Repeat, exactly and completely, the material that follows. Omit the pictures.

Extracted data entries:
⟨
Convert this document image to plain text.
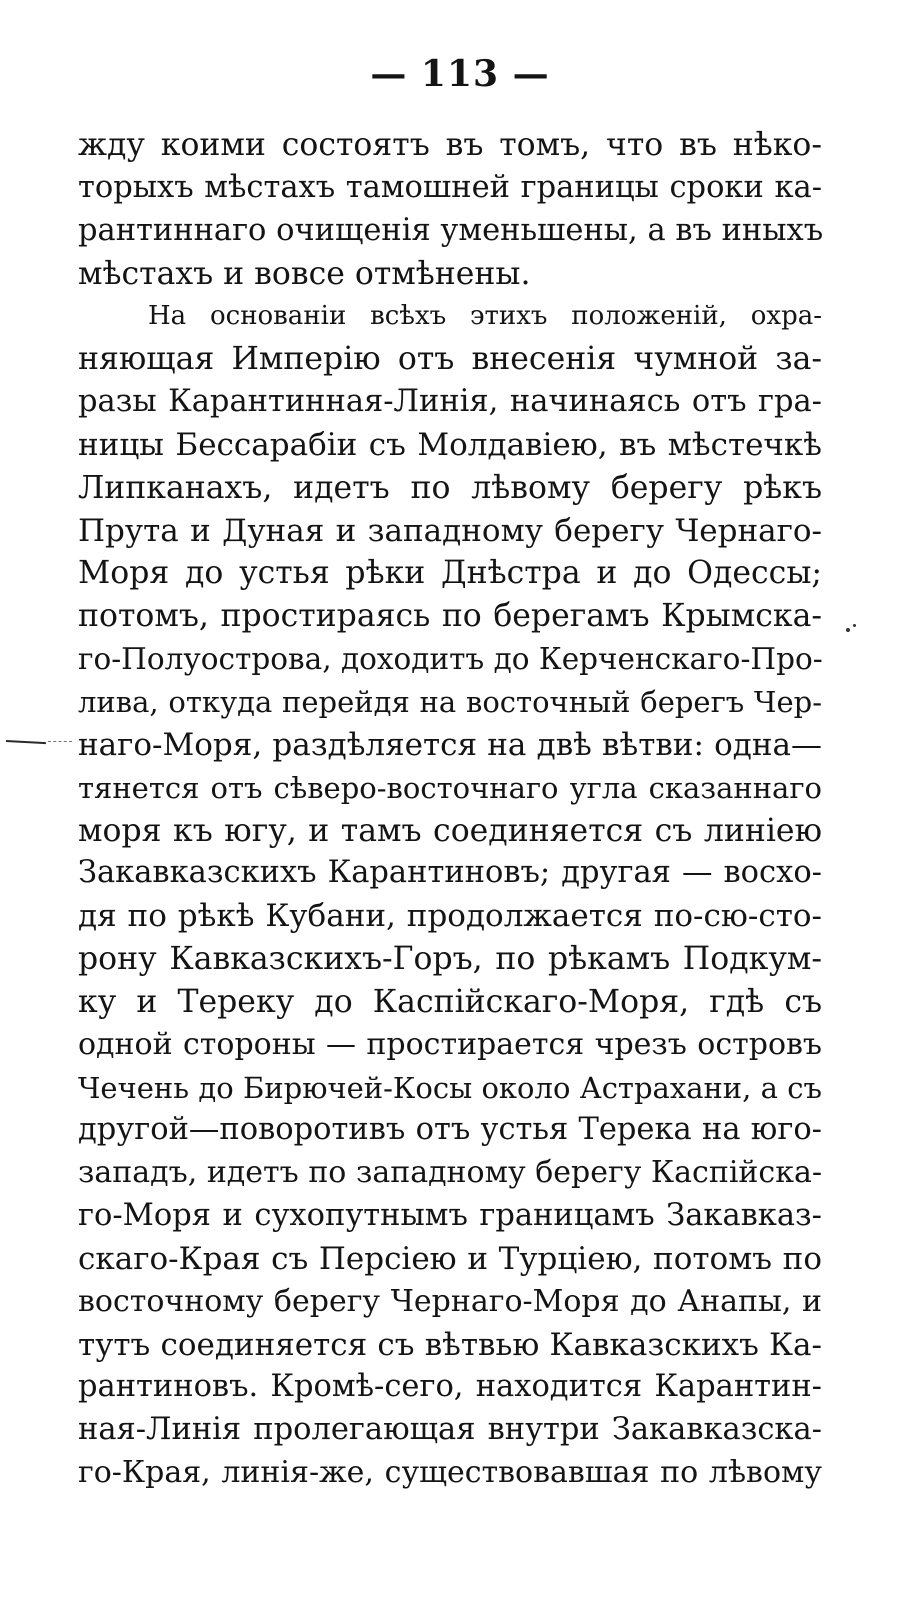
— 113 —
жду коими состоятъ въ томъ, что въ нѣко-
торыхъ мѣстахъ тамошней границы сроки ка-
рантиннаго очищенія уменьшены, а въ иныхъ
мѣстахъ и вовсе отмѣнены.
На основаніи всѣхъ этихъ положеній, охра-
няющая Имперію отъ внесенія чумной за-
разы Карантинная-Линія, начинаясь отъ гра-
ницы Бессарабіи съ Молдавіею, въ мѣстечкѣ
Липканахъ, идетъ по лѣвому берегу рѣкъ
Прута и Дуная и западному берегу Чернаго-
Моря до устья рѣки Днѣстра и до Одессы;
потомъ, простираясь по берегамъ Крымска-
го-Полуострова, доходитъ до Керченскаго-Про-
лива, откуда перейдя на восточный берегъ Чер-
наго-Моря, раздѣляется на двѣ вѣтви: одна—
тянется отъ сѣверо-восточнаго угла сказаннаго
моря къ югу, и тамъ соединяется съ линіею
Закавказскихъ Карантиновъ; другая — восхо-
дя по рѣкѣ Кубани, продолжается по-сю-сто-
рону Кавказскихъ-Горъ, по рѣкамъ Подкум-
ку и Тереку до Каспійскаго-Моря, гдѣ съ
одной стороны — простирается чрезъ островъ
Чечень до Бирючей-Косы около Астрахани, а съ
другой—поворотивъ отъ устья Терека на юго-
западъ, идетъ по западному берегу Каспійска-
го-Моря и сухопутнымъ границамъ Закавказ-
скаго-Края съ Персіею и Турціею, потомъ по
восточному берегу Чернаго-Моря до Анапы, и
тутъ соединяется съ вѣтвью Кавказскихъ Ка-
рантиновъ. Кромѣ-сего, находится Карантин-
ная-Линія пролегающая внутри Закавказска-
го-Края, линія-же, существовавшая по лѣвому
⟩
Complete response:
Convert this document image to plain text.
— 113 —
жду коими состоятъ въ томъ, что въ нѣко-
торыхъ мѣстахъ тамошней границы сроки ка-
рантиннаго очищенія уменьшены, а въ иныхъ
мѣстахъ и вовсе отмѣнены.
На основаніи всѣхъ этихъ положеній, охра-
няющая Имперію отъ внесенія чумной за-
разы Карантинная-Линія, начинаясь отъ гра-
ницы Бессарабіи съ Молдавіею, въ мѣстечкѣ
Липканахъ, идетъ по лѣвому берегу рѣкъ
Прута и Дуная и западному берегу Чернаго-
Моря до устья рѣки Днѣстра и до Одессы;
потомъ, простираясь по берегамъ Крымска-
го-Полуострова, доходитъ до Керченскаго-Про-
лива, откуда перейдя на восточный берегъ Чер-
наго-Моря, раздѣляется на двѣ вѣтви: одна—
тянется отъ сѣверо-восточнаго угла сказаннаго
моря къ югу, и тамъ соединяется съ линіею
Закавказскихъ Карантиновъ; другая — восхо-
дя по рѣкѣ Кубани, продолжается по-сю-сто-
рону Кавказскихъ-Горъ, по рѣкамъ Подкум-
ку и Тереку до Каспійскаго-Моря, гдѣ съ
одной стороны — простирается чрезъ островъ
Чечень до Бирючей-Косы около Астрахани, а съ
другой—поворотивъ отъ устья Терека на юго-
западъ, идетъ по западному берегу Каспійска-
го-Моря и сухопутнымъ границамъ Закавказ-
скаго-Края съ Персіею и Турціею, потомъ по
восточному берегу Чернаго-Моря до Анапы, и
тутъ соединяется съ вѣтвью Кавказскихъ Ка-
рантиновъ. Кромѣ-сего, находится Карантин-
ная-Линія пролегающая внутри Закавказска-
го-Края, линія-же, существовавшая по лѣвому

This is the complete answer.